ENTRIES SUPPLIED
**********

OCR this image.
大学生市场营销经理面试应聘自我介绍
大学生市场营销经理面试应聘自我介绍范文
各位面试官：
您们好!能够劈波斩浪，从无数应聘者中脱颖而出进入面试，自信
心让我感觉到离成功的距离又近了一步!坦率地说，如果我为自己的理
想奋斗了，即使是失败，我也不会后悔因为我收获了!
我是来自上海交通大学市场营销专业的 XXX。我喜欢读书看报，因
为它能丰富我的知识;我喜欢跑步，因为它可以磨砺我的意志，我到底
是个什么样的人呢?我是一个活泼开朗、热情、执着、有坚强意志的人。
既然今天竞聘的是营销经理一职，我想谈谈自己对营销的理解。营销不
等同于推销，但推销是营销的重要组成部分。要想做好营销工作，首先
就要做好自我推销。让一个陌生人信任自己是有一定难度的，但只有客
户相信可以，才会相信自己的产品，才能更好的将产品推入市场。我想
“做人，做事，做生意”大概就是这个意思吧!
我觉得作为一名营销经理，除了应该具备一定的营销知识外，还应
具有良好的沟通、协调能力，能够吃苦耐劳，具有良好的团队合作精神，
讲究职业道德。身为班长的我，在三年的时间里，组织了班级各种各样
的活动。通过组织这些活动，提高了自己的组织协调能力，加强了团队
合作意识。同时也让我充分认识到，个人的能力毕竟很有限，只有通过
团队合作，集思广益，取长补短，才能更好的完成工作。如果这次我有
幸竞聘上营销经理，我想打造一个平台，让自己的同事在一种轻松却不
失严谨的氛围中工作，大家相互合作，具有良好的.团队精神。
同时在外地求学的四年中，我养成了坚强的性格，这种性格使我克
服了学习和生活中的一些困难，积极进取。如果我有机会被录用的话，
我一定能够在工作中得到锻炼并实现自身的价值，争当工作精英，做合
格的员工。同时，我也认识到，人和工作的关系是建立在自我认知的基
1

**********

TASK TO COMPLETE
Return every line exactly.

OUTPUT OF THE EXERCISE
OCR this image.
大学生市场营销经理面试应聘自我介绍
大学生市场营销经理面试应聘自我介绍范文
各位面试官：
您们好!能够劈波斩浪，从无数应聘者中脱颖而出进入面试，自信
心让我感觉到离成功的距离又近了一步!坦率地说，如果我为自己的理
想奋斗了，即使是失败，我也不会后悔因为我收获了!
我是来自上海交通大学市场营销专业的 XXX。我喜欢读书看报，因
为它能丰富我的知识;我喜欢跑步，因为它可以磨砺我的意志，我到底
是个什么样的人呢?我是一个活泼开朗、热情、执着、有坚强意志的人。
既然今天竞聘的是营销经理一职，我想谈谈自己对营销的理解。营销不
等同于推销，但推销是营销的重要组成部分。要想做好营销工作，首先
就要做好自我推销。让一个陌生人信任自己是有一定难度的，但只有客
户相信可以，才会相信自己的产品，才能更好的将产品推入市场。我想
“做人，做事，做生意”大概就是这个意思吧!
我觉得作为一名营销经理，除了应该具备一定的营销知识外，还应
具有良好的沟通、协调能力，能够吃苦耐劳，具有良好的团队合作精神，
讲究职业道德。身为班长的我，在三年的时间里，组织了班级各种各样
的活动。通过组织这些活动，提高了自己的组织协调能力，加强了团队
合作意识。同时也让我充分认识到，个人的能力毕竟很有限，只有通过
团队合作，集思广益，取长补短，才能更好的完成工作。如果这次我有
幸竞聘上营销经理，我想打造一个平台，让自己的同事在一种轻松却不
失严谨的氛围中工作，大家相互合作，具有良好的.团队精神。
同时在外地求学的四年中，我养成了坚强的性格，这种性格使我克
服了学习和生活中的一些困难，积极进取。如果我有机会被录用的话，
我一定能够在工作中得到锻炼并实现自身的价值，争当工作精英，做合
格的员工。同时，我也认识到，人和工作的关系是建立在自我认知的基
1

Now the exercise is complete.